• Task description: Pick out every line of the entries below where "JSON" occurs, and copy those lines.

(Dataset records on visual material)

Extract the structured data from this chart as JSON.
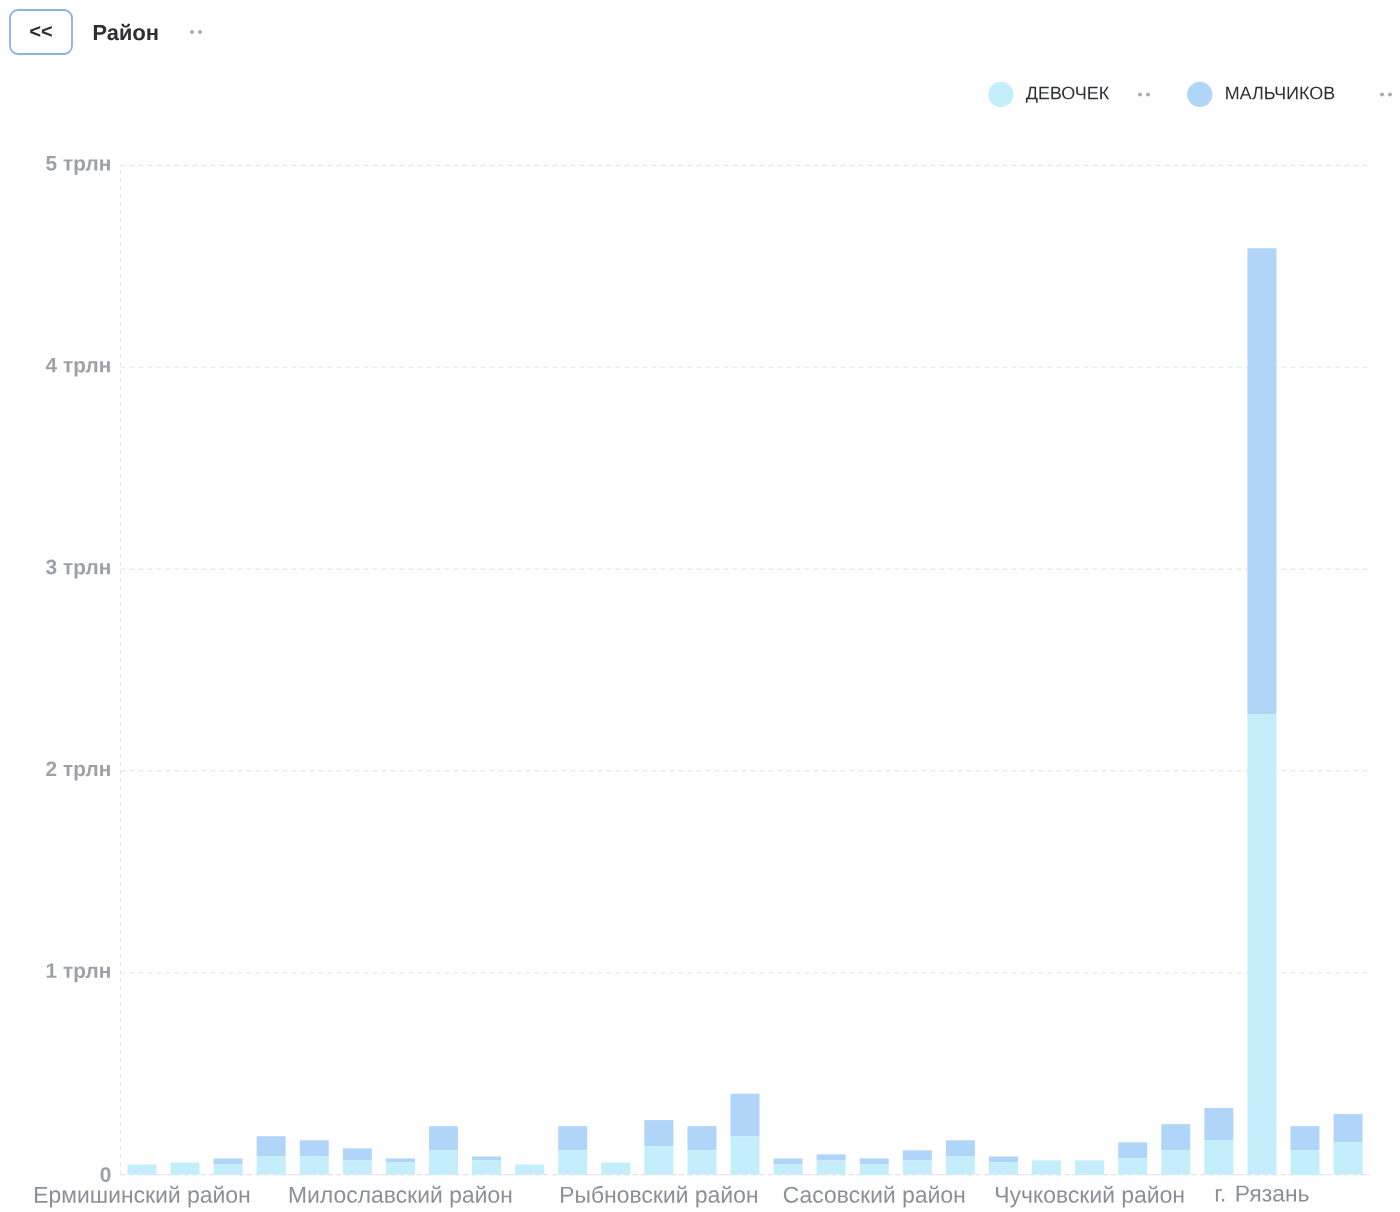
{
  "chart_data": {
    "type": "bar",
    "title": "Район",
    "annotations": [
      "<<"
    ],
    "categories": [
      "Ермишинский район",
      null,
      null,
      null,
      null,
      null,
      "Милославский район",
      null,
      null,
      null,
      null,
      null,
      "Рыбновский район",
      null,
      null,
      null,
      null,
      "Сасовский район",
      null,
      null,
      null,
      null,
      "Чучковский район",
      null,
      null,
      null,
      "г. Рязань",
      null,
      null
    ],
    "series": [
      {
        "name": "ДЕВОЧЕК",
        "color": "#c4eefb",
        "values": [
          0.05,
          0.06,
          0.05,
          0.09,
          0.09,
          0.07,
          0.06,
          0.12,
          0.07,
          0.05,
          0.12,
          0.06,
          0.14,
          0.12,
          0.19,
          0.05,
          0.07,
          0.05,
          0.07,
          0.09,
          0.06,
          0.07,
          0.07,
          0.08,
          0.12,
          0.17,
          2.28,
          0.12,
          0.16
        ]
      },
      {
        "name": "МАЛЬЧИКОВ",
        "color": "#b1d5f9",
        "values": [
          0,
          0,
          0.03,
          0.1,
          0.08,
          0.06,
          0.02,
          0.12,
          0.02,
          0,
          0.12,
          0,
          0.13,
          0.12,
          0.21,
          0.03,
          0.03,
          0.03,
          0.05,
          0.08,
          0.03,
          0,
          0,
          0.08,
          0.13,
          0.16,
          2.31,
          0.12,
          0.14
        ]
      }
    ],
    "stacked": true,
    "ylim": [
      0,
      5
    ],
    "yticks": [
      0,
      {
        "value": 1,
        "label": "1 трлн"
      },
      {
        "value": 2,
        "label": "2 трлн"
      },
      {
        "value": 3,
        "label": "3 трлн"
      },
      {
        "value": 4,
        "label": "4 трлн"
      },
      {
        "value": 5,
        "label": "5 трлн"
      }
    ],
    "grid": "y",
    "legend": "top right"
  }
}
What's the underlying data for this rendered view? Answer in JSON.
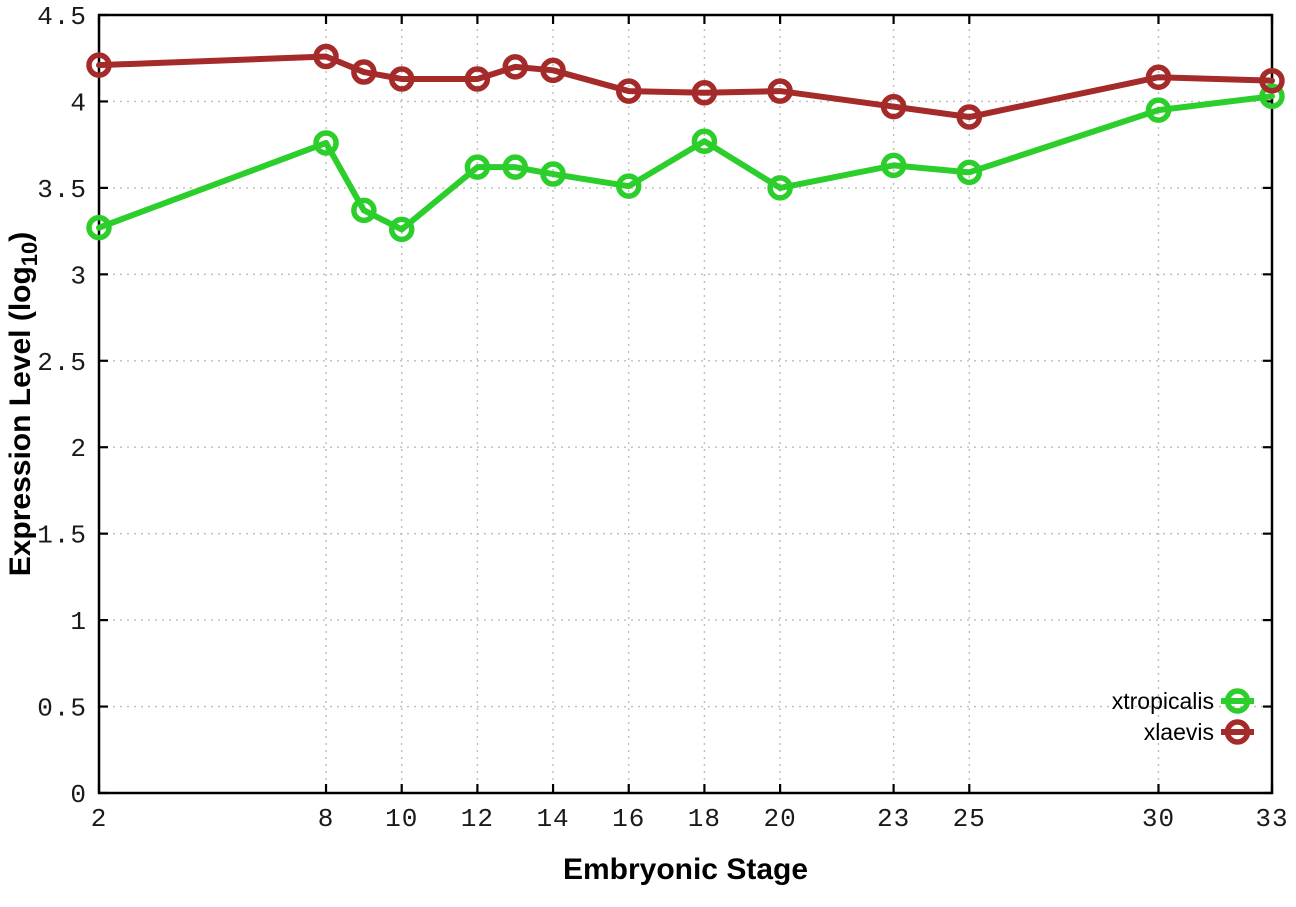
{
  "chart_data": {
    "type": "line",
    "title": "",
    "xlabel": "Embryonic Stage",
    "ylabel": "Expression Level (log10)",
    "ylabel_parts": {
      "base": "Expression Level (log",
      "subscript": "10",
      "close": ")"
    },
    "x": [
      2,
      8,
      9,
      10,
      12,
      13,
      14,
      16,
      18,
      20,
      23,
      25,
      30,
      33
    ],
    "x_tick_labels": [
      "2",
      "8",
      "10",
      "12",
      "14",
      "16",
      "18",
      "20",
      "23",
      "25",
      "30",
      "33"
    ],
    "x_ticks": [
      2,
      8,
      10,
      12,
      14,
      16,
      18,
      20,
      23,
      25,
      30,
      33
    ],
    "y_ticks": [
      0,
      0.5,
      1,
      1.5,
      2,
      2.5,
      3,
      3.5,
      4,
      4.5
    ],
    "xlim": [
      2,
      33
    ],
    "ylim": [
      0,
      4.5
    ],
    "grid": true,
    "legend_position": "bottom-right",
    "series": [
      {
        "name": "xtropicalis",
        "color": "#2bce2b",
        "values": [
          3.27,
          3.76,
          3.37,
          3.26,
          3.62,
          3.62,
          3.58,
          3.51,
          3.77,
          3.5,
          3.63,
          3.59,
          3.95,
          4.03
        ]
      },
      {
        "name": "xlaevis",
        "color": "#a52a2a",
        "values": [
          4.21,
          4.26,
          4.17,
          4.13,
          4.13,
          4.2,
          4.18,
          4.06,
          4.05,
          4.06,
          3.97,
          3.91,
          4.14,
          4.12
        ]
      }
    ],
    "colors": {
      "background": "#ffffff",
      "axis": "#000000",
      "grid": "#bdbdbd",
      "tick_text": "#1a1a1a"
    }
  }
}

• Result:
Extract the structured data from this chart as JSON.
What's the underlying data for this rendered view? Answer in JSON.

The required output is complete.